- PROBLEM TO WORK ON
Copy out lines with the word "Cytheropteron" from the material that follows.

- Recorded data
________________________________________
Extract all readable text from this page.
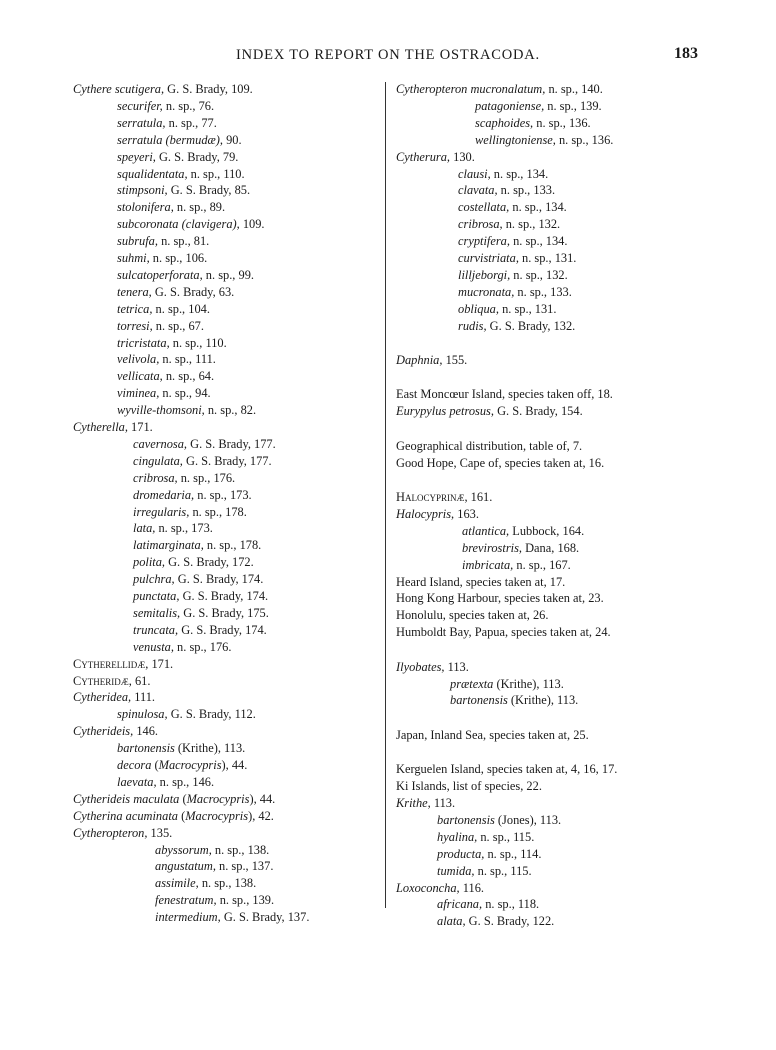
INDEX TO REPORT ON THE OSTRACODA.	183
Cythere scutigera, G. S. Brady, 109.
securifer, n. sp., 76.
serratula, n. sp., 77.
serratula (bermudæ), 90.
speyeri, G. S. Brady, 79.
squalidentata, n. sp., 110.
stimpsoni, G. S. Brady, 85.
stolonifera, n. sp., 89.
subcoronata (clavigera), 109.
subrufa, n. sp., 81.
suhmi, n. sp., 106.
sulcatoperforata, n. sp., 99.
tenera, G. S. Brady, 63.
tetrica, n. sp., 104.
torresi, n. sp., 67.
tricristata, n. sp., 110.
velivola, n. sp., 111.
vellicata, n. sp., 64.
viminea, n. sp., 94.
wyville-thomsoni, n. sp., 82.
Cytherella, 171.
cavernosa, G. S. Brady, 177.
cingulata, G. S. Brady, 177.
cribrosa, n. sp., 176.
dromedaria, n. sp., 173.
irregularis, n. sp., 178.
lata, n. sp., 173.
latimarginata, n. sp., 178.
polita, G. S. Brady, 172.
pulchra, G. S. Brady, 174.
punctata, G. S. Brady, 174.
semitalis, G. S. Brady, 175.
truncata, G. S. Brady, 174.
venusta, n. sp., 176.
Cytherellidæ, 171.
Cytheridæ, 61.
Cytheridea, 111.
spinulosa, G. S. Brady, 112.
Cytherideis, 146.
bartonensis (Krithe), 113.
decora (Macrocypris), 44.
laevata, n. sp., 146.
Cytherideis maculata (Macrocypris), 44.
Cytherina acuminata (Macrocypris), 42.
Cytheropteron, 135.
abyssorum, n. sp., 138.
angustatum, n. sp., 137.
assimile, n. sp., 138.
fenestratum, n. sp., 139.
intermedium, G. S. Brady, 137.
Cytheropteron mucronalatum, n. sp., 140.
patagoniense, n. sp., 139.
scaphoides, n. sp., 136.
wellingtoniense, n. sp., 136.
Cytherura, 130.
clausi, n. sp., 134.
clavata, n. sp., 133.
costellata, n. sp., 134.
cribrosa, n. sp., 132.
cryptifera, n. sp., 134.
curvistriata, n. sp., 131.
lilljeborgi, n. sp., 132.
mucronata, n. sp., 133.
obliqua, n. sp., 131.
rudis, G. S. Brady, 132.
Daphnia, 155.
East Moncœur Island, species taken off, 18.
Eurypylus petrosus, G. S. Brady, 154.
Geographical distribution, table of, 7.
Good Hope, Cape of, species taken at, 16.
Halocyprinæ, 161.
Halocypris, 163.
atlantica, Lubbock, 164.
brevirostris, Dana, 168.
imbricata, n. sp., 167.
Heard Island, species taken at, 17.
Hong Kong Harbour, species taken at, 23.
Honolulu, species taken at, 26.
Humboldt Bay, Papua, species taken at, 24.
Ilyobates, 113.
prætexta (Krithe), 113.
bartonensis (Krithe), 113.
Japan, Inland Sea, species taken at, 25.
Kerguelen Island, species taken at, 4, 16, 17.
Ki Islands, list of species, 22.
Krithe, 113.
bartonensis (Jones), 113.
hyalina, n. sp., 115.
producta, n. sp., 114.
tumida, n. sp., 115.
Loxoconcha, 116.
africana, n. sp., 118.
alata, G. S. Brady, 122.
________________________________________
- SOLUTION TO THIS TASK
Cytheropteron, 135.
Cytheropteron mucronalatum, n. sp., 140.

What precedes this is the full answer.